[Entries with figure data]

----------

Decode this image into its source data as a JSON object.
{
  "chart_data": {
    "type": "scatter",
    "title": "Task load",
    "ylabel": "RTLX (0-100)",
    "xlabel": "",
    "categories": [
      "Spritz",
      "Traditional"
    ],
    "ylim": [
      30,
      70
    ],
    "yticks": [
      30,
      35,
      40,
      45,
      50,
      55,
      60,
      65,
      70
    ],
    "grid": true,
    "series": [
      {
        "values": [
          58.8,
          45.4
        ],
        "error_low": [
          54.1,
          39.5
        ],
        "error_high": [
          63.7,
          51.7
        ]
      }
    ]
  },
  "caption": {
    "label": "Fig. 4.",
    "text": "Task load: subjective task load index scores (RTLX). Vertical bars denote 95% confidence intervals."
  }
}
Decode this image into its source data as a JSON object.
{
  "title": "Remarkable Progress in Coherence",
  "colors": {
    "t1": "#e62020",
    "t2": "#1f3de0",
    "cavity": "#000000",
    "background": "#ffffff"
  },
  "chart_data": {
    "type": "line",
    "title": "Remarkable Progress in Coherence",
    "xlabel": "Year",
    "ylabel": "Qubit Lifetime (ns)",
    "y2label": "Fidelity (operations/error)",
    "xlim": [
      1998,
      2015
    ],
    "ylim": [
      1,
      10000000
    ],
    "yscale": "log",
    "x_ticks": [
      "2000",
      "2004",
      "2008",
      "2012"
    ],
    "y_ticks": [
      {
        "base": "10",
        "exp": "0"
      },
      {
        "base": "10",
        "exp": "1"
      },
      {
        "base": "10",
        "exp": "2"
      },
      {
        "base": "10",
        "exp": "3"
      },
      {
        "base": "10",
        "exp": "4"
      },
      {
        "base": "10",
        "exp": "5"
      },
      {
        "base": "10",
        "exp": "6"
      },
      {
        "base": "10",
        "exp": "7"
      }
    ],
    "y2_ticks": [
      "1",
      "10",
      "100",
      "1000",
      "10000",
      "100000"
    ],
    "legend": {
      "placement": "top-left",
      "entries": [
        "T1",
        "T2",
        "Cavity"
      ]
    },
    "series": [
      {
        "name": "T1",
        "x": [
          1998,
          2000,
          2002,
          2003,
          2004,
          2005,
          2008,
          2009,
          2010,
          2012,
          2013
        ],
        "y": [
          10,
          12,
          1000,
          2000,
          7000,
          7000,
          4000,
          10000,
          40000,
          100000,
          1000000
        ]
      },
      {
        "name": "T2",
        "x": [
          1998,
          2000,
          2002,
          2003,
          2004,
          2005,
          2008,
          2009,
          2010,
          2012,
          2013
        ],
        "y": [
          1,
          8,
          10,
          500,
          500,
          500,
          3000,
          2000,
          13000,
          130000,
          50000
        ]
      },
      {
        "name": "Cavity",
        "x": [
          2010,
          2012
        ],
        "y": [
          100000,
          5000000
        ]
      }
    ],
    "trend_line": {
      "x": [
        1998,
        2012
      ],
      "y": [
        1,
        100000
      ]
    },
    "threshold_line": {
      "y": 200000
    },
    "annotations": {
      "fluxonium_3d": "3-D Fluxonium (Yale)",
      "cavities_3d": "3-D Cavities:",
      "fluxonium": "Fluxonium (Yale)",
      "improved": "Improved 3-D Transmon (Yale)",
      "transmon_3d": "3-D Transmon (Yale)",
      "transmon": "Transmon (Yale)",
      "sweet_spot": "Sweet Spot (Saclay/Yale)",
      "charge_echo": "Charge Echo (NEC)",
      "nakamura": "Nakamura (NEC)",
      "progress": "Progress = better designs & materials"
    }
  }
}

----------

The lines to collect are those holding the string "ylabel"; copy them all.

    "ylabel": "RTLX (0-100)",
    "ylabel": "Qubit Lifetime (ns)",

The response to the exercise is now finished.